## Job
Read the records below and copy each line that contains "monitory".

BEGIN Dataset

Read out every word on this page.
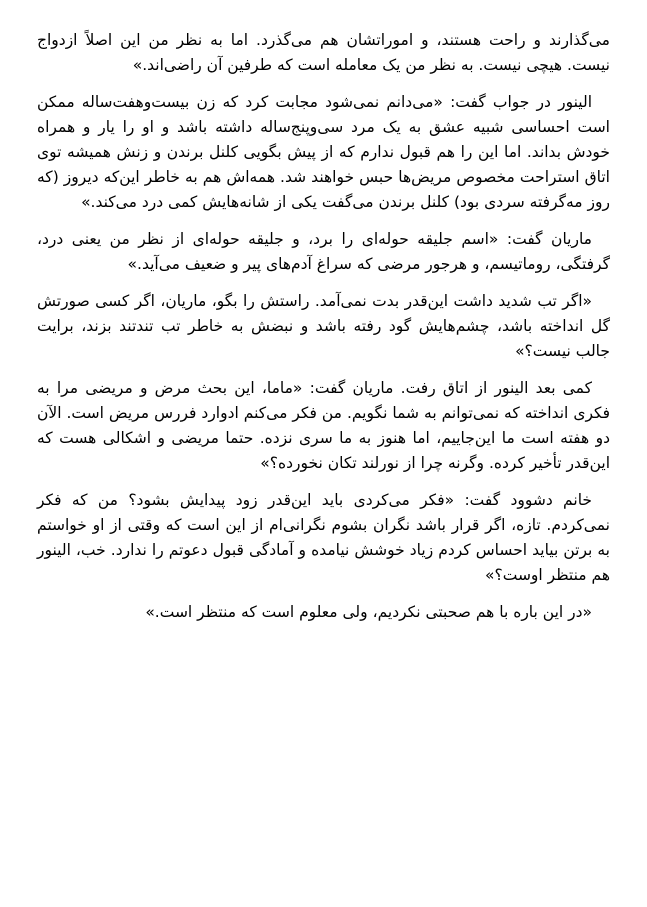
می‌گذارند و راحت هستند، و اموراتشان هم می‌گذرد. اما به نظر من این اصلاً ازدواج نیست. هیچی نیست. به نظر من یک معامله است که طرفین آن راضی‌اند.»

الینور در جواب گفت: «می‌دانم نمی‌شود مجابت کرد که زن بیست‌وهفت‌ساله ممکن است احساسی شبیه عشق به یک مرد سی‌وپنج‌ساله داشته باشد و او را یار و همراه خودش بداند. اما این را هم قبول ندارم که از پیش بگویی کلنل برندن و زنش همیشه توی اتاق استراحت مخصوص مریض‌ها حبس خواهند شد. همه‌اش هم به خاطر این‌که دیروز (که روز مه‌گرفته سردی بود) کلنل برندن می‌گفت یکی از شانه‌هایش کمی درد می‌کند.»

ماریان گفت: «اسم جلیقه حوله‌ای را برد، و جلیقه حوله‌ای از نظر من یعنی درد، گرفتگی، روماتیسم، و هرجور مرضی که سراغ آدم‌های پیر و ضعیف می‌آید.»

«اگر تب شدید داشت این‌قدر بدت نمی‌آمد. راستش را بگو، ماریان، اگر کسی صورتش گل انداخته باشد، چشم‌هایش گود رفته باشد و نبضش به خاطر تب تندتند بزند، برایت جالب نیست؟»

کمی بعد الینور از اتاق رفت. ماریان گفت: «ماما، این بحث مرض و مریضی مرا به فکری انداخته که نمی‌توانم به شما نگویم. من فکر می‌کنم ادوارد فررس مریض است. الآن دو هفته است ما این‌جاییم، اما هنوز به ما سری نزده. حتما مریضی و اشکالی هست که این‌قدر تأخیر کرده. وگرنه چرا از نورلند تکان نخورده؟»

خانم دشوود گفت: «فکر می‌کردی باید این‌قدر زود پیدایش بشود؟ من که فکر نمی‌کردم. تازه، اگر قرار باشد نگران بشوم نگرانی‌ام از این است که وقتی از او خواستم به برتن بیاید احساس کردم زیاد خوشش نیامده و آمادگی قبول دعوتم را ندارد. خب، الینور هم منتظر اوست؟»

«در این باره با هم صحبتی نکردیم، ولی معلوم است که منتظر است.»
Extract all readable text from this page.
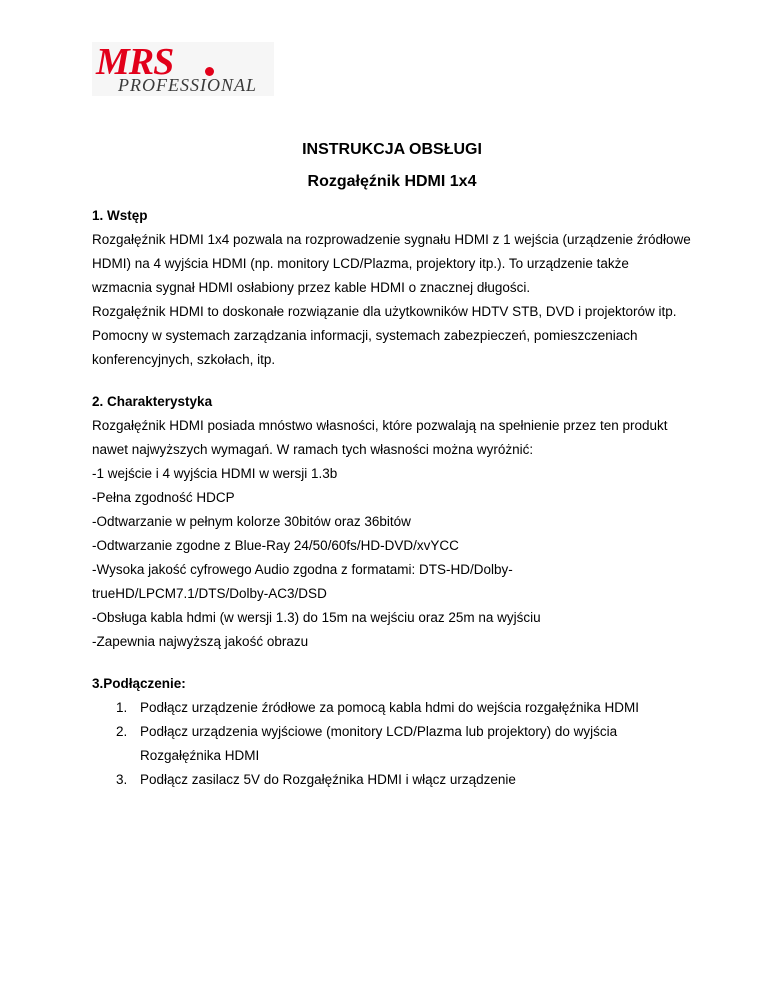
MRS
PROFESSIONAL
INSTRUKCJA OBSŁUGI
Rozgałęźnik HDMI 1x4
1. Wstęp

Rozgałęźnik HDMI 1x4 pozwala na rozprowadzenie sygnału HDMI z 1 wejścia (urządzenie źródłowe HDMI) na 4 wyjścia HDMI (np. monitory LCD/Plazma, projektory itp.). To urządzenie także wzmacnia sygnał HDMI osłabiony przez kable HDMI o znacznej długości.

Rozgałęźnik HDMI to doskonałe rozwiązanie dla użytkowników HDTV STB, DVD i projektorów itp. Pomocny w systemach zarządzania informacji, systemach zabezpieczeń, pomieszczeniach konferencyjnych, szkołach, itp.

2. Charakterystyka

Rozgałęźnik HDMI posiada mnóstwo własności, które pozwalają na spełnienie przez ten produkt nawet najwyższych wymagań. W ramach tych własności można wyróżnić:

-1 wejście i 4 wyjścia HDMI w wersji 1.3b
-Pełna zgodność HDCP
-Odtwarzanie w pełnym kolorze 30bitów oraz 36bitów
-Odtwarzanie zgodne z Blue-Ray 24/50/60fs/HD-DVD/xvYCC
-Wysoka jakość cyfrowego Audio zgodna z formatami: DTS-HD/Dolby-trueHD/LPCM7.1/DTS/Dolby-AC3/DSD
-Obsługa kabla hdmi (w wersji 1.3) do 15m na wejściu oraz 25m na wyjściu
-Zapewnia najwyższą jakość obrazu
3.Podłączenie:
1. Podłącz urządzenie źródłowe za pomocą kabla hdmi do wejścia rozgałęźnika HDMI
2. Podłącz urządzenia wyjściowe (monitory LCD/Plazma lub projektory) do wyjścia Rozgałęźnika HDMI
3. Podłącz zasilacz 5V do Rozgałęźnika HDMI i włącz urządzenie
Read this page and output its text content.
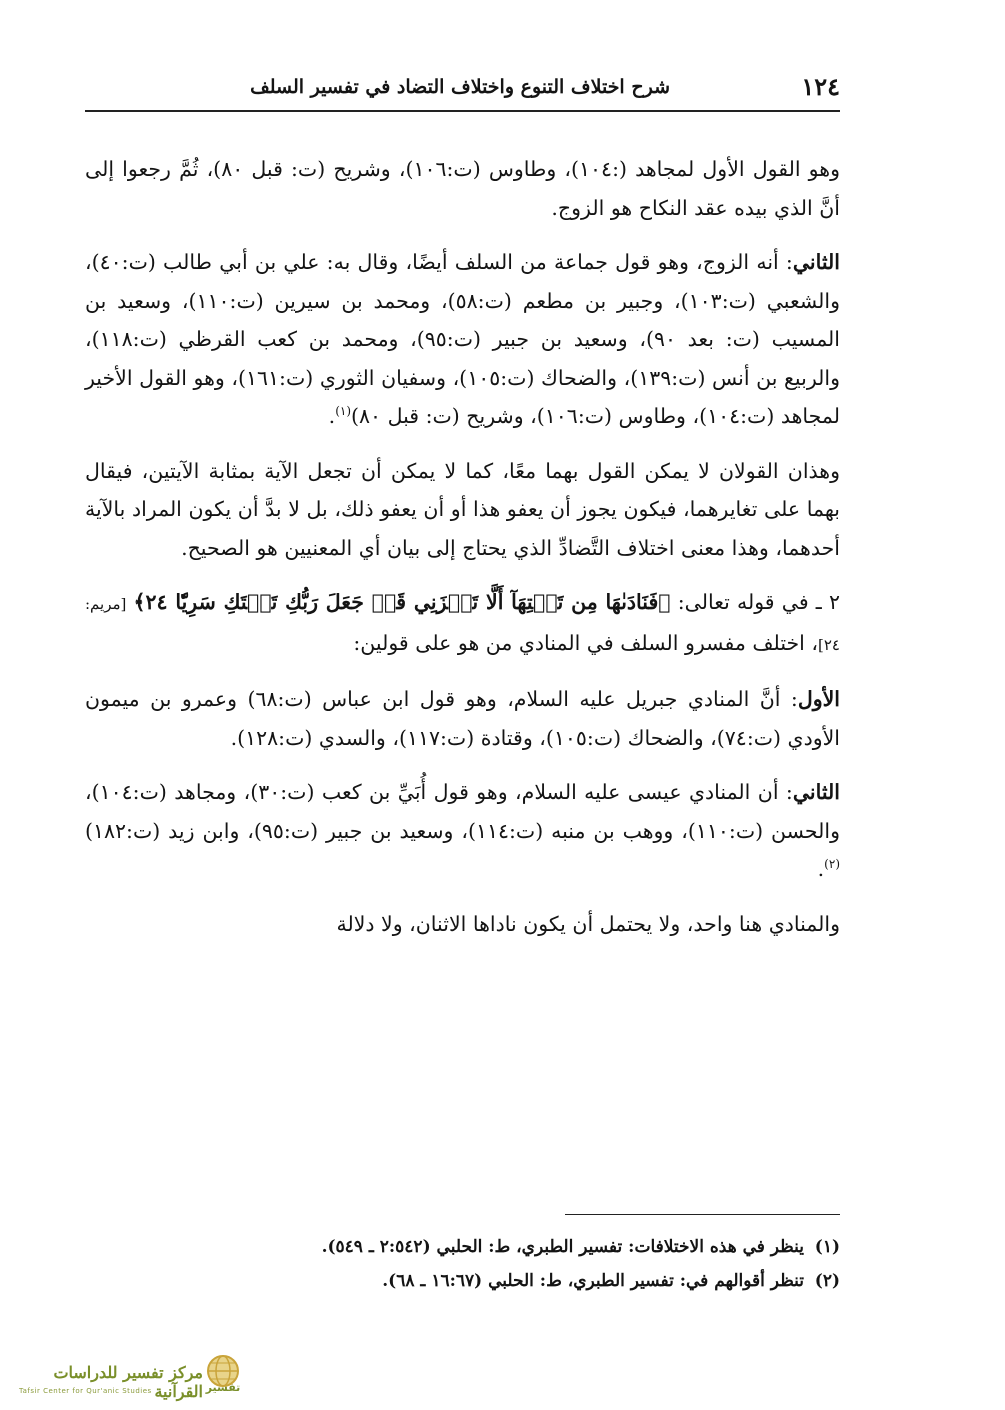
١٢٤
شرح اختلاف التنوع واختلاف التضاد في تفسير السلف

وهو القول الأول لمجاهد (:١٠٤)، وطاوس (ت:١٠٦)، وشريح (ت: قبل ٨٠)، ثُمَّ رجعوا إلى أنَّ الذي بيده عقد النكاح هو الزوج.

الثاني: أنه الزوج، وهو قول جماعة من السلف أيضًا، وقال به: علي بن أبي طالب (ت:٤٠)، والشعبي (ت:١٠٣)، وجبير بن مطعم (ت:٥٨)، ومحمد بن سيرين (ت:١١٠)، وسعيد بن المسيب (ت: بعد ٩٠)، وسعيد بن جبير (ت:٩٥)، ومحمد بن كعب القرظي (ت:١١٨)، والربيع بن أنس (ت:١٣٩)، والضحاك (ت:١٠٥)، وسفيان الثوري (ت:١٦١)، وهو القول الأخير لمجاهد (ت:١٠٤)، وطاوس (ت:١٠٦)، وشريح (ت: قبل ٨٠)$^{(١)}$.

وهذان القولان لا يمكن القول بهما معًا، كما لا يمكن أن تجعل الآية بمثابة الآيتين، فيقال بهما على تغايرهما، فيكون يجوز أن يعفو هذا أو أن يعفو ذلك، بل لا بدَّ أن يكون المراد بالآية أحدهما، وهذا معنى اختلاف التَّضادِّ الذي يحتاج إلى بيان أي المعنيين هو الصحيح.

٢ ـ في قوله تعالى: ﴿فَنَادَىٰهَا مِن تَحۡتِهَآ أَلَّا تَحۡزَنِي قَدۡ جَعَلَ رَبُّكِ تَحۡتَكِ سَرِيّٗا ٢٤﴾ [مريم: ٢٤]، اختلف مفسرو السلف في المنادي من هو على قولين:

الأول: أنَّ المنادي جبريل عليه السلام، وهو قول ابن عباس (ت:٦٨) وعمرو بن ميمون الأودي (ت:٧٤)، والضحاك (ت:١٠٥)، وقتادة (ت:١١٧)، والسدي (ت:١٢٨).

الثاني: أن المنادي عيسى عليه السلام، وهو قول أُبَيِّ بن كعب (ت:٣٠)، ومجاهد (ت:١٠٤)، والحسن (ت:١١٠)، ووهب بن منبه (ت:١١٤)، وسعيد بن جبير (ت:٩٥)، وابن زيد (ت:١٨٢)$^{(٢)}$.

والمنادي هنا واحد، ولا يحتمل أن يكون ناداها الاثنان، ولا دلالة

(١)ينظر في هذه الاختلافات: تفسير الطبري، ط: الحلبي (٢:٥٤٢ ـ ٥٤٩).
(٢)تنظر أقوالهم في: تفسير الطبري، ط: الحلبي (١٦:٦٧ ـ ٦٨).
مركز تفسير للدراسات القرآنية
Tafsir Center for Qur'anic Studies	تفسير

END Dataset

## Exercise solution
Rozgałęźnik HDMI 1x4 pozwala na rozprowadzenie sygnału HDMI z 1 wejścia (urządzenie źródłowe HDMI) na 4 wyjścia HDMI (np. monitory LCD/Plazma, projektory itp.). To urządzenie także wzmacnia sygnał HDMI osłabiony przez kable HDMI o znacznej długości.
2. Podłącz urządzenia wyjściowe (monitory LCD/Plazma lub projektory) do wyjścia Rozgałęźnika HDMI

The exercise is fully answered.